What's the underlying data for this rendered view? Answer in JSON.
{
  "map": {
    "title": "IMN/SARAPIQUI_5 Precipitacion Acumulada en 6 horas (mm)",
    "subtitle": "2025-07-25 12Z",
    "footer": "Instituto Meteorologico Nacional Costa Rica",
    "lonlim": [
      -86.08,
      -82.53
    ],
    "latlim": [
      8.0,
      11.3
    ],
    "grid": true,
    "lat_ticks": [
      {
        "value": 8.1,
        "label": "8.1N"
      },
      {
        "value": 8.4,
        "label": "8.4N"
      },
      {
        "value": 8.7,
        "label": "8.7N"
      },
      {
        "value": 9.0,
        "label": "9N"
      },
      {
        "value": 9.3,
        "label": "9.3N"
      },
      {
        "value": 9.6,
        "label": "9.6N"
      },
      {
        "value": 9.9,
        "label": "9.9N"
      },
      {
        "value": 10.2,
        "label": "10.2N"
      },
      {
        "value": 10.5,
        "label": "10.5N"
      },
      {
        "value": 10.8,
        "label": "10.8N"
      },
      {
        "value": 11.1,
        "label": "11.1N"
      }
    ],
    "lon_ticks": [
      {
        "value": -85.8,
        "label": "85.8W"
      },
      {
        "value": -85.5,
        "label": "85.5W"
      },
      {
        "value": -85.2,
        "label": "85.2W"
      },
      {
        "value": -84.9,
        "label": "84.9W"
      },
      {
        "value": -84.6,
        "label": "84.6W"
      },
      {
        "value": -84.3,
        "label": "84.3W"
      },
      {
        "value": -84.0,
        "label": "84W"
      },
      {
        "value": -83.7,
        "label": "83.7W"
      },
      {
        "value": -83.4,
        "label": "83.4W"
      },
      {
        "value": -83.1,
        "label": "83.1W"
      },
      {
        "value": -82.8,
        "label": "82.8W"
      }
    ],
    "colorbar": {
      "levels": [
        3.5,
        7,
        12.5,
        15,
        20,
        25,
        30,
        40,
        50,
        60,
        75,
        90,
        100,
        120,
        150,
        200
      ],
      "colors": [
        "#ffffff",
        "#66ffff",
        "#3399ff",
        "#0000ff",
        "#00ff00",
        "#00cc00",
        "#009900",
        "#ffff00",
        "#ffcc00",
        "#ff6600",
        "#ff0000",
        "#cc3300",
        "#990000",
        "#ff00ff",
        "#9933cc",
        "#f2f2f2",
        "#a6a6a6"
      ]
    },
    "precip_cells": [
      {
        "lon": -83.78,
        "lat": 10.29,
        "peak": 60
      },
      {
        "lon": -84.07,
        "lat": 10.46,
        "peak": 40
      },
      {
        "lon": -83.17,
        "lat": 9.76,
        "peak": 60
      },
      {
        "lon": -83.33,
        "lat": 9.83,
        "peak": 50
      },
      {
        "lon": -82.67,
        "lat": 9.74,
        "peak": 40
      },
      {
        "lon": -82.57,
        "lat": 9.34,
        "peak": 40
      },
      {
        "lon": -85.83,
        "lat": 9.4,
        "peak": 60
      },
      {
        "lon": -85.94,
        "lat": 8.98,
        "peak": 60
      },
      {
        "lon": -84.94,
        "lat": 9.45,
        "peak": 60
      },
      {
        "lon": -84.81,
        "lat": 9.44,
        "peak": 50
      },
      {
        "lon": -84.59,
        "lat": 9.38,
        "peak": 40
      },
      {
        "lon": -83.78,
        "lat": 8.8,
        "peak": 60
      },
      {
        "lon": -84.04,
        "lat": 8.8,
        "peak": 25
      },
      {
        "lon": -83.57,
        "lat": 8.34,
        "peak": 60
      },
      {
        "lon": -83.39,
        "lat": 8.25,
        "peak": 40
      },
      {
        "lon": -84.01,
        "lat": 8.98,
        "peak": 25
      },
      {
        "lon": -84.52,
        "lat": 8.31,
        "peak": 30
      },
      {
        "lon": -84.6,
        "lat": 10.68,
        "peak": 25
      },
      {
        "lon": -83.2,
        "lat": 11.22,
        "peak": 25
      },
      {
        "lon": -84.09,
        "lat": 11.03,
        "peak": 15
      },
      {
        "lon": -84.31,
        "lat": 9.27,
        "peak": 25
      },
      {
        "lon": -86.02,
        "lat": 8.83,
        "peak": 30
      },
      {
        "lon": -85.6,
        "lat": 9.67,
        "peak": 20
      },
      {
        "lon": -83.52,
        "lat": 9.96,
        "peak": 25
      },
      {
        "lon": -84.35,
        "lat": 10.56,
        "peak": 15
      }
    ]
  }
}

- _DO THIS_: Above are some records; repeat all of them exactly.

- _OUTPUT_:
What's the underlying data for this rendered view? Answer in JSON.
{
  "map": {
    "title": "IMN/SARAPIQUI_5 Precipitacion Acumulada en 6 horas (mm)",
    "subtitle": "2025-07-25 12Z",
    "footer": "Instituto Meteorologico Nacional Costa Rica",
    "lonlim": [
      -86.08,
      -82.53
    ],
    "latlim": [
      8.0,
      11.3
    ],
    "grid": true,
    "lat_ticks": [
      {
        "value": 8.1,
        "label": "8.1N"
      },
      {
        "value": 8.4,
        "label": "8.4N"
      },
      {
        "value": 8.7,
        "label": "8.7N"
      },
      {
        "value": 9.0,
        "label": "9N"
      },
      {
        "value": 9.3,
        "label": "9.3N"
      },
      {
        "value": 9.6,
        "label": "9.6N"
      },
      {
        "value": 9.9,
        "label": "9.9N"
      },
      {
        "value": 10.2,
        "label": "10.2N"
      },
      {
        "value": 10.5,
        "label": "10.5N"
      },
      {
        "value": 10.8,
        "label": "10.8N"
      },
      {
        "value": 11.1,
        "label": "11.1N"
      }
    ],
    "lon_ticks": [
      {
        "value": -85.8,
        "label": "85.8W"
      },
      {
        "value": -85.5,
        "label": "85.5W"
      },
      {
        "value": -85.2,
        "label": "85.2W"
      },
      {
        "value": -84.9,
        "label": "84.9W"
      },
      {
        "value": -84.6,
        "label": "84.6W"
      },
      {
        "value": -84.3,
        "label": "84.3W"
      },
      {
        "value": -84.0,
        "label": "84W"
      },
      {
        "value": -83.7,
        "label": "83.7W"
      },
      {
        "value": -83.4,
        "label": "83.4W"
      },
      {
        "value": -83.1,
        "label": "83.1W"
      },
      {
        "value": -82.8,
        "label": "82.8W"
      }
    ],
    "colorbar": {
      "levels": [
        3.5,
        7,
        12.5,
        15,
        20,
        25,
        30,
        40,
        50,
        60,
        75,
        90,
        100,
        120,
        150,
        200
      ],
      "colors": [
        "#ffffff",
        "#66ffff",
        "#3399ff",
        "#0000ff",
        "#00ff00",
        "#00cc00",
        "#009900",
        "#ffff00",
        "#ffcc00",
        "#ff6600",
        "#ff0000",
        "#cc3300",
        "#990000",
        "#ff00ff",
        "#9933cc",
        "#f2f2f2",
        "#a6a6a6"
      ]
    },
    "precip_cells": [
      {
        "lon": -83.78,
        "lat": 10.29,
        "peak": 60
      },
      {
        "lon": -84.07,
        "lat": 10.46,
        "peak": 40
      },
      {
        "lon": -83.17,
        "lat": 9.76,
        "peak": 60
      },
      {
        "lon": -83.33,
        "lat": 9.83,
        "peak": 50
      },
      {
        "lon": -82.67,
        "lat": 9.74,
        "peak": 40
      },
      {
        "lon": -82.57,
        "lat": 9.34,
        "peak": 40
      },
      {
        "lon": -85.83,
        "lat": 9.4,
        "peak": 60
      },
      {
        "lon": -85.94,
        "lat": 8.98,
        "peak": 60
      },
      {
        "lon": -84.94,
        "lat": 9.45,
        "peak": 60
      },
      {
        "lon": -84.81,
        "lat": 9.44,
        "peak": 50
      },
      {
        "lon": -84.59,
        "lat": 9.38,
        "peak": 40
      },
      {
        "lon": -83.78,
        "lat": 8.8,
        "peak": 60
      },
      {
        "lon": -84.04,
        "lat": 8.8,
        "peak": 25
      },
      {
        "lon": -83.57,
        "lat": 8.34,
        "peak": 60
      },
      {
        "lon": -83.39,
        "lat": 8.25,
        "peak": 40
      },
      {
        "lon": -84.01,
        "lat": 8.98,
        "peak": 25
      },
      {
        "lon": -84.52,
        "lat": 8.31,
        "peak": 30
      },
      {
        "lon": -84.6,
        "lat": 10.68,
        "peak": 25
      },
      {
        "lon": -83.2,
        "lat": 11.22,
        "peak": 25
      },
      {
        "lon": -84.09,
        "lat": 11.03,
        "peak": 15
      },
      {
        "lon": -84.31,
        "lat": 9.27,
        "peak": 25
      },
      {
        "lon": -86.02,
        "lat": 8.83,
        "peak": 30
      },
      {
        "lon": -85.6,
        "lat": 9.67,
        "peak": 20
      },
      {
        "lon": -83.52,
        "lat": 9.96,
        "peak": 25
      },
      {
        "lon": -84.35,
        "lat": 10.56,
        "peak": 15
      }
    ]
  }
}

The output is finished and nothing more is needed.